[Saved data entries]
## start

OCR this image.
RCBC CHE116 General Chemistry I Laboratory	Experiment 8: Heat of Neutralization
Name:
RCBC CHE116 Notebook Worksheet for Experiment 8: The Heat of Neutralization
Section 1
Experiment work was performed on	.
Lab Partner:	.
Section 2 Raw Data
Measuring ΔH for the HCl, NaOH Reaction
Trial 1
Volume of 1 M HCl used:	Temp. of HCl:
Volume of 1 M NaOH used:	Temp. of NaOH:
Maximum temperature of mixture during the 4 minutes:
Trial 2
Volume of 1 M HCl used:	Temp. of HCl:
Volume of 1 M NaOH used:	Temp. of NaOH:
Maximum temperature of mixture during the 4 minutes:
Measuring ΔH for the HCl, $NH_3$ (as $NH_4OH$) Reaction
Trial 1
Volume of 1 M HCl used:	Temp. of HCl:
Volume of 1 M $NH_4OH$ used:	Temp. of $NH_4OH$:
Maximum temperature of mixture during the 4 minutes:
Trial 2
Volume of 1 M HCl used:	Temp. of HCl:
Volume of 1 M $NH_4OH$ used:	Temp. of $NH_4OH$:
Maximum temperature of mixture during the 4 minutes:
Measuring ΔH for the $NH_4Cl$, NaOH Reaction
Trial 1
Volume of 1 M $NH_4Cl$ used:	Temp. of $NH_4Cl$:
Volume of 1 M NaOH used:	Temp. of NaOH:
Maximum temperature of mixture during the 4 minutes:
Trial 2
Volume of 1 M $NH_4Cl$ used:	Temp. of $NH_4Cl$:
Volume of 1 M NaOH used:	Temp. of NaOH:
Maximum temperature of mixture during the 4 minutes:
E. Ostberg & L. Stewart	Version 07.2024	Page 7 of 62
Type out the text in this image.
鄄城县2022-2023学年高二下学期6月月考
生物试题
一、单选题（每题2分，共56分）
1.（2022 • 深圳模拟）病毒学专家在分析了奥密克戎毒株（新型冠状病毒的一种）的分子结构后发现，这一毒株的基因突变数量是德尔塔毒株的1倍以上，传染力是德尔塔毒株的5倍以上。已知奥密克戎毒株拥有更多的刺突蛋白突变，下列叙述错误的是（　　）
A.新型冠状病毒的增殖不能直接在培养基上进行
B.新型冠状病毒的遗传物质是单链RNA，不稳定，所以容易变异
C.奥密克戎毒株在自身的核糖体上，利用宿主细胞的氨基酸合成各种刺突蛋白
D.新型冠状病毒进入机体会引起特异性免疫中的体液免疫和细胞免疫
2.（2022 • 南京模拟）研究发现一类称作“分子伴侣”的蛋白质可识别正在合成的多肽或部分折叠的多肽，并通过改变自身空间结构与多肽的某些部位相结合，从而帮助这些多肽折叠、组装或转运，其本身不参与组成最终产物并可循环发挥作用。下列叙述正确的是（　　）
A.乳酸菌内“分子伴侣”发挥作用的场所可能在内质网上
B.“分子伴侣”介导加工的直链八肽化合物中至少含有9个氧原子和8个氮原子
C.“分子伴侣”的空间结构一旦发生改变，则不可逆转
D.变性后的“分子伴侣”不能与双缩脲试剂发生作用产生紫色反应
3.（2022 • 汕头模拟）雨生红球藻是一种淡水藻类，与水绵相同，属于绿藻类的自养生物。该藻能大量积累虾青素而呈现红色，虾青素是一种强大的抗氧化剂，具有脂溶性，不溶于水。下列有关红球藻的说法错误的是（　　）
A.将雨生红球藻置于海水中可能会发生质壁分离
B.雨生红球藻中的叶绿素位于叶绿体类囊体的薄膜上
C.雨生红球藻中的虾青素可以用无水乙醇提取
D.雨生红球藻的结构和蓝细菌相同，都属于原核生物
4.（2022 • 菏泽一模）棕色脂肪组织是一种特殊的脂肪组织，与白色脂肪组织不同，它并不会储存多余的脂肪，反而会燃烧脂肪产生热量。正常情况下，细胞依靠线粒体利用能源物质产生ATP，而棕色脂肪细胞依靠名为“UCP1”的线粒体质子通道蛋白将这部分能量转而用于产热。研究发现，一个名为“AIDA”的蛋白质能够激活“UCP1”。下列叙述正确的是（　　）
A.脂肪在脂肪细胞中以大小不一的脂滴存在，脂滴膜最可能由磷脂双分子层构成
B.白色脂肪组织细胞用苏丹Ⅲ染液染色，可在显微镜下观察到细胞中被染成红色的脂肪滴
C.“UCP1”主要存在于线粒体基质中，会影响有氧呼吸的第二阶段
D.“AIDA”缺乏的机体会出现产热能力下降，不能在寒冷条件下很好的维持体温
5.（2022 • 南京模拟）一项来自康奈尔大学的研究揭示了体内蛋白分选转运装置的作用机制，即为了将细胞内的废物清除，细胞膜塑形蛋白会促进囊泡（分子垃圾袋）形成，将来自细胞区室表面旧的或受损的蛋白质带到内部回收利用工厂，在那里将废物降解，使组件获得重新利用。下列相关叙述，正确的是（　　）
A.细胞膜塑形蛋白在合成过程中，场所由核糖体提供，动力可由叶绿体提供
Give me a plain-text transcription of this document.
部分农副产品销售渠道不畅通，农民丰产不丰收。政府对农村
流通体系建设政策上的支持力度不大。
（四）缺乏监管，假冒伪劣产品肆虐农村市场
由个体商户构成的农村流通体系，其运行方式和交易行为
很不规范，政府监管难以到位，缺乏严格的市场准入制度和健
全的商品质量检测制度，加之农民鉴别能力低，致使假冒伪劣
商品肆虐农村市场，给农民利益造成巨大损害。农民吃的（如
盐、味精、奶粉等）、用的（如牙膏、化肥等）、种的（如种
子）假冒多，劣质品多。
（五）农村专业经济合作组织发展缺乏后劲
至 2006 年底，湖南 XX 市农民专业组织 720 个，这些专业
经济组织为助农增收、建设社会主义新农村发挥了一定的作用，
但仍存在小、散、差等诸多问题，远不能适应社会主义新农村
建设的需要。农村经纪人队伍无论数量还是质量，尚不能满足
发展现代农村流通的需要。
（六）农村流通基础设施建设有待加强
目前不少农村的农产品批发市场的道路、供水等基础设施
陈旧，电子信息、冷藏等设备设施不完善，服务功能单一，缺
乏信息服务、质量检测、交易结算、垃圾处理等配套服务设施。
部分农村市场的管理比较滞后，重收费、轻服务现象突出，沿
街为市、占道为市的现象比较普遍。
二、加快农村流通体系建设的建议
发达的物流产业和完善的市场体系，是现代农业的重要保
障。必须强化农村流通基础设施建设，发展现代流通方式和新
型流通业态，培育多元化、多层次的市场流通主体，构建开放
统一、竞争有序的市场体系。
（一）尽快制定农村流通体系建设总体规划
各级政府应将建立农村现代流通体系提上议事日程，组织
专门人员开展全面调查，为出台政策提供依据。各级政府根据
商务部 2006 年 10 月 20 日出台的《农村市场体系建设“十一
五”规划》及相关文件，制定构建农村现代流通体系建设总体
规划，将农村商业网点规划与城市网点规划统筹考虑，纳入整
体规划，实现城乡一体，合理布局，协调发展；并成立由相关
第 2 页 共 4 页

## end

* _OBJECTIVE_
Write out all the data again, exactly as it appears.

* _SOLUTION TO THIS PROBLEM_
OCR this image.
RCBC CHE116 General Chemistry I Laboratory	Experiment 8: Heat of Neutralization
Name:
RCBC CHE116 Notebook Worksheet for Experiment 8: The Heat of Neutralization
Section 1
Experiment work was performed on	.
Lab Partner:	.
Section 2 Raw Data
Measuring ΔH for the HCl, NaOH Reaction
Trial 1
Volume of 1 M HCl used:	Temp. of HCl:
Volume of 1 M NaOH used:	Temp. of NaOH:
Maximum temperature of mixture during the 4 minutes:
Trial 2
Volume of 1 M HCl used:	Temp. of HCl:
Volume of 1 M NaOH used:	Temp. of NaOH:
Maximum temperature of mixture during the 4 minutes:
Measuring ΔH for the HCl, $NH_3$ (as $NH_4OH$) Reaction
Trial 1
Volume of 1 M HCl used:	Temp. of HCl:
Volume of 1 M $NH_4OH$ used:	Temp. of $NH_4OH$:
Maximum temperature of mixture during the 4 minutes:
Trial 2
Volume of 1 M HCl used:	Temp. of HCl:
Volume of 1 M $NH_4OH$ used:	Temp. of $NH_4OH$:
Maximum temperature of mixture during the 4 minutes:
Measuring ΔH for the $NH_4Cl$, NaOH Reaction
Trial 1
Volume of 1 M $NH_4Cl$ used:	Temp. of $NH_4Cl$:
Volume of 1 M NaOH used:	Temp. of NaOH:
Maximum temperature of mixture during the 4 minutes:
Trial 2
Volume of 1 M $NH_4Cl$ used:	Temp. of $NH_4Cl$:
Volume of 1 M NaOH used:	Temp. of NaOH:
Maximum temperature of mixture during the 4 minutes:
E. Ostberg & L. Stewart	Version 07.2024	Page 7 of 62
Type out the text in this image.
鄄城县2022-2023学年高二下学期6月月考
生物试题
一、单选题（每题2分，共56分）
1.（2022 • 深圳模拟）病毒学专家在分析了奥密克戎毒株（新型冠状病毒的一种）的分子结构后发现，这一毒株的基因突变数量是德尔塔毒株的1倍以上，传染力是德尔塔毒株的5倍以上。已知奥密克戎毒株拥有更多的刺突蛋白突变，下列叙述错误的是（　　）
A.新型冠状病毒的增殖不能直接在培养基上进行
B.新型冠状病毒的遗传物质是单链RNA，不稳定，所以容易变异
C.奥密克戎毒株在自身的核糖体上，利用宿主细胞的氨基酸合成各种刺突蛋白
D.新型冠状病毒进入机体会引起特异性免疫中的体液免疫和细胞免疫
2.（2022 • 南京模拟）研究发现一类称作“分子伴侣”的蛋白质可识别正在合成的多肽或部分折叠的多肽，并通过改变自身空间结构与多肽的某些部位相结合，从而帮助这些多肽折叠、组装或转运，其本身不参与组成最终产物并可循环发挥作用。下列叙述正确的是（　　）
A.乳酸菌内“分子伴侣”发挥作用的场所可能在内质网上
B.“分子伴侣”介导加工的直链八肽化合物中至少含有9个氧原子和8个氮原子
C.“分子伴侣”的空间结构一旦发生改变，则不可逆转
D.变性后的“分子伴侣”不能与双缩脲试剂发生作用产生紫色反应
3.（2022 • 汕头模拟）雨生红球藻是一种淡水藻类，与水绵相同，属于绿藻类的自养生物。该藻能大量积累虾青素而呈现红色，虾青素是一种强大的抗氧化剂，具有脂溶性，不溶于水。下列有关红球藻的说法错误的是（　　）
A.将雨生红球藻置于海水中可能会发生质壁分离
B.雨生红球藻中的叶绿素位于叶绿体类囊体的薄膜上
C.雨生红球藻中的虾青素可以用无水乙醇提取
D.雨生红球藻的结构和蓝细菌相同，都属于原核生物
4.（2022 • 菏泽一模）棕色脂肪组织是一种特殊的脂肪组织，与白色脂肪组织不同，它并不会储存多余的脂肪，反而会燃烧脂肪产生热量。正常情况下，细胞依靠线粒体利用能源物质产生ATP，而棕色脂肪细胞依靠名为“UCP1”的线粒体质子通道蛋白将这部分能量转而用于产热。研究发现，一个名为“AIDA”的蛋白质能够激活“UCP1”。下列叙述正确的是（　　）
A.脂肪在脂肪细胞中以大小不一的脂滴存在，脂滴膜最可能由磷脂双分子层构成
B.白色脂肪组织细胞用苏丹Ⅲ染液染色，可在显微镜下观察到细胞中被染成红色的脂肪滴
C.“UCP1”主要存在于线粒体基质中，会影响有氧呼吸的第二阶段
D.“AIDA”缺乏的机体会出现产热能力下降，不能在寒冷条件下很好的维持体温
5.（2022 • 南京模拟）一项来自康奈尔大学的研究揭示了体内蛋白分选转运装置的作用机制，即为了将细胞内的废物清除，细胞膜塑形蛋白会促进囊泡（分子垃圾袋）形成，将来自细胞区室表面旧的或受损的蛋白质带到内部回收利用工厂，在那里将废物降解，使组件获得重新利用。下列相关叙述，正确的是（　　）
A.细胞膜塑形蛋白在合成过程中，场所由核糖体提供，动力可由叶绿体提供
Give me a plain-text transcription of this document.
部分农副产品销售渠道不畅通，农民丰产不丰收。政府对农村
流通体系建设政策上的支持力度不大。
（四）缺乏监管，假冒伪劣产品肆虐农村市场
由个体商户构成的农村流通体系，其运行方式和交易行为
很不规范，政府监管难以到位，缺乏严格的市场准入制度和健
全的商品质量检测制度，加之农民鉴别能力低，致使假冒伪劣
商品肆虐农村市场，给农民利益造成巨大损害。农民吃的（如
盐、味精、奶粉等）、用的（如牙膏、化肥等）、种的（如种
子）假冒多，劣质品多。
（五）农村专业经济合作组织发展缺乏后劲
至 2006 年底，湖南 XX 市农民专业组织 720 个，这些专业
经济组织为助农增收、建设社会主义新农村发挥了一定的作用，
但仍存在小、散、差等诸多问题，远不能适应社会主义新农村
建设的需要。农村经纪人队伍无论数量还是质量，尚不能满足
发展现代农村流通的需要。
（六）农村流通基础设施建设有待加强
目前不少农村的农产品批发市场的道路、供水等基础设施
陈旧，电子信息、冷藏等设备设施不完善，服务功能单一，缺
乏信息服务、质量检测、交易结算、垃圾处理等配套服务设施。
部分农村市场的管理比较滞后，重收费、轻服务现象突出，沿
街为市、占道为市的现象比较普遍。
二、加快农村流通体系建设的建议
发达的物流产业和完善的市场体系，是现代农业的重要保
障。必须强化农村流通基础设施建设，发展现代流通方式和新
型流通业态，培育多元化、多层次的市场流通主体，构建开放
统一、竞争有序的市场体系。
（一）尽快制定农村流通体系建设总体规划
各级政府应将建立农村现代流通体系提上议事日程，组织
专门人员开展全面调查，为出台政策提供依据。各级政府根据
商务部 2006 年 10 月 20 日出台的《农村市场体系建设“十一
五”规划》及相关文件，制定构建农村现代流通体系建设总体
规划，将农村商业网点规划与城市网点规划统筹考虑，纳入整
体规划，实现城乡一体，合理布局，协调发展；并成立由相关
第 2 页 共 4 页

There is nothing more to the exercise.